## PROBLEMS TO WORK ON
[1] Update the passage on Pakistan's middle order from "The other dilemma" up to and including "open to debate.", putting "quandary" in place of "dilemma".
[2] In the passage on Pakistan's middle order, whose pace attacks are Wasim Raja and Ijaz Ahmed said to have had outstanding records against?

How spoilt Pakistan is for choice here shows in that nine names suggest themselves automatically, and probably others will add a couple more at least. Wasim Raja and Ijaz Ahmed, for example, despite their outstanding records against the leading pace attacks of their time (West Indies and Australia respectively) might have made it in some other lists.

The other dilemma is how many to have, of course. Should there be four specialist batsmen in the middle order, to shore up what is Pakistan's weaker suit? Or does the guaranteed presence of one of the world's greatest allrounders soften that need?

And one of the beauties of middle-order batsmen here has been there flexibility: barring a couple of names, most of the nominees have played at several positions in the middle order, with success. Ensuring the right order is critical to Test match success and that makes this selection trickier still, and one that will likely be most open to debate.

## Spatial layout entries

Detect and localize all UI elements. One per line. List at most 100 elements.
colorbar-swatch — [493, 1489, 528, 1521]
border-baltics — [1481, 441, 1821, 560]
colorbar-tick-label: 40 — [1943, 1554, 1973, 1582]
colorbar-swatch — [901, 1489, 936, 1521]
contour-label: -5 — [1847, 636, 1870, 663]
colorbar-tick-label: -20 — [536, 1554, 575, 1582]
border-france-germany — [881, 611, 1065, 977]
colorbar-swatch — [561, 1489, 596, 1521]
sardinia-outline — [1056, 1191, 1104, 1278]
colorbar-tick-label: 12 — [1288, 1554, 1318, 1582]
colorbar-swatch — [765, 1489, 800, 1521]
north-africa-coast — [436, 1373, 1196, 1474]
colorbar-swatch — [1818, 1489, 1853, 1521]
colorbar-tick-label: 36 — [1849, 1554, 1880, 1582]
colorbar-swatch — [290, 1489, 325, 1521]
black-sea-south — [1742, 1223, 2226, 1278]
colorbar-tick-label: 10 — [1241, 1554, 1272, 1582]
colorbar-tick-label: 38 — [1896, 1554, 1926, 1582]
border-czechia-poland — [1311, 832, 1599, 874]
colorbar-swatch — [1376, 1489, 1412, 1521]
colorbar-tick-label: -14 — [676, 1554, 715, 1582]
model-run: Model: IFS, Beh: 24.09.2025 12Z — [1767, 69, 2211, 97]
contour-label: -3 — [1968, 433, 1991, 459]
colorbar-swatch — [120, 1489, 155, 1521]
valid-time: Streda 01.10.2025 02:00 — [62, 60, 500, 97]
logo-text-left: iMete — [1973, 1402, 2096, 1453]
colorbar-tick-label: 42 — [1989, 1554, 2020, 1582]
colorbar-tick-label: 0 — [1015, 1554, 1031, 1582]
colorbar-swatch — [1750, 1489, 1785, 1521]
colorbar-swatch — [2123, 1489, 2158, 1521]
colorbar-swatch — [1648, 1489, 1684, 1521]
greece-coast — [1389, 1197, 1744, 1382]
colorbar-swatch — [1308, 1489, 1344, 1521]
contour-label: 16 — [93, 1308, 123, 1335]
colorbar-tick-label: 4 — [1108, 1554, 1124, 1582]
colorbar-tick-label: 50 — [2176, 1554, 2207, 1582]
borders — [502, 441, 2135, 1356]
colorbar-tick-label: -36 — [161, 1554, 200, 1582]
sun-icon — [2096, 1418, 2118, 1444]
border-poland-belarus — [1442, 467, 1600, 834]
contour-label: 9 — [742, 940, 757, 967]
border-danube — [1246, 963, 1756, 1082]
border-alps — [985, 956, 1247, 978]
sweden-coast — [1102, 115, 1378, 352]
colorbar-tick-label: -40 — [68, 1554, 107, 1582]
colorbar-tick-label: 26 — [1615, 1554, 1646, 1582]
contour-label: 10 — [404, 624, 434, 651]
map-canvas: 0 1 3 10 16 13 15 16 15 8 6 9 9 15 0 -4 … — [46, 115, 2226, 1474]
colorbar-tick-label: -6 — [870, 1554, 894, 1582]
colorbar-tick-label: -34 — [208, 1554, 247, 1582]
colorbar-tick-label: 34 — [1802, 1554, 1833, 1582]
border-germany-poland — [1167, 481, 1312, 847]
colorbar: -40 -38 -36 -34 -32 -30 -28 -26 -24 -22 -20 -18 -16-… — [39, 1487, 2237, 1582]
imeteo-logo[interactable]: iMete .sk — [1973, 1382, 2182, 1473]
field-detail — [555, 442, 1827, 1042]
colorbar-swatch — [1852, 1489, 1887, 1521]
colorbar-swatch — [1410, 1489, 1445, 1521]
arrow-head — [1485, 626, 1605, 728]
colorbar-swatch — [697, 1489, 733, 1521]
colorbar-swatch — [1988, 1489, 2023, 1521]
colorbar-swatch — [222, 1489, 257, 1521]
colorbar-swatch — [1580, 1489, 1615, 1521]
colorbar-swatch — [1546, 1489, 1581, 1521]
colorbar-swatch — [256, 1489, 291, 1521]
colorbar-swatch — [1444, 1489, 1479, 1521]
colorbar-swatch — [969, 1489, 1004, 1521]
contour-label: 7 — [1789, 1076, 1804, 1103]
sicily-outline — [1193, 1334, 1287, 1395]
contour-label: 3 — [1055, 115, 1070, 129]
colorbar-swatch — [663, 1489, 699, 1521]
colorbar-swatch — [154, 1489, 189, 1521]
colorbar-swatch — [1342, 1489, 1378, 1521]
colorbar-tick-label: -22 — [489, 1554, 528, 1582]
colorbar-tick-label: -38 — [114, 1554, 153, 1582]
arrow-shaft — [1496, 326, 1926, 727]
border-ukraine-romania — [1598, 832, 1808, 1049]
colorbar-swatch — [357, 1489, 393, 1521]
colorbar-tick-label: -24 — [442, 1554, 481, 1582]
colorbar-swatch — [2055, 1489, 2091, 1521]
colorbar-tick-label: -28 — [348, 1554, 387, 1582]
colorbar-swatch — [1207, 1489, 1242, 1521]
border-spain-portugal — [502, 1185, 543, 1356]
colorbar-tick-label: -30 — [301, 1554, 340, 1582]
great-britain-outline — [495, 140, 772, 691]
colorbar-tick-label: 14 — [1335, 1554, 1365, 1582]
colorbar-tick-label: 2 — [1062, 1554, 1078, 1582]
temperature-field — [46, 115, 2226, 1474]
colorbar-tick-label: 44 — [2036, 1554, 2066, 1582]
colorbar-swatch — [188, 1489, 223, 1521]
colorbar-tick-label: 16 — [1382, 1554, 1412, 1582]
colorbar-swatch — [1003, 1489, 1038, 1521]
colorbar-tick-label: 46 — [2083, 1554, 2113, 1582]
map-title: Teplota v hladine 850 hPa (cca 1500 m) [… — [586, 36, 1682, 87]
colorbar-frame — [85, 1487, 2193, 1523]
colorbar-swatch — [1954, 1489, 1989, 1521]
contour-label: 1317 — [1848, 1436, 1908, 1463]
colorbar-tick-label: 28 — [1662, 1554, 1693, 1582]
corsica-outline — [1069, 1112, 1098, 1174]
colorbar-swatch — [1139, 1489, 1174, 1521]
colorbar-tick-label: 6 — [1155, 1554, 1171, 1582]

## RESULTS FOR THE EXERCISE
[1]
The other quandary is how many to have, of course. Should there be four specialist batsmen in the middle order, to shore up what is Pakistan's weaker suit? Or does the guaranteed presence of one of the world's greatest allrounders soften that need?

And one of the beauties of middle-order batsmen here has been there flexibility: barring a couple of names, most of the nominees have played at several positions in the middle order, with success. Ensuring the right order is critical to Test match success and that makes this selection trickier still, and one that will likely be most open to debate.

[2] Wasim Raja against the West Indies, and Ijaz Ahmed against Australia.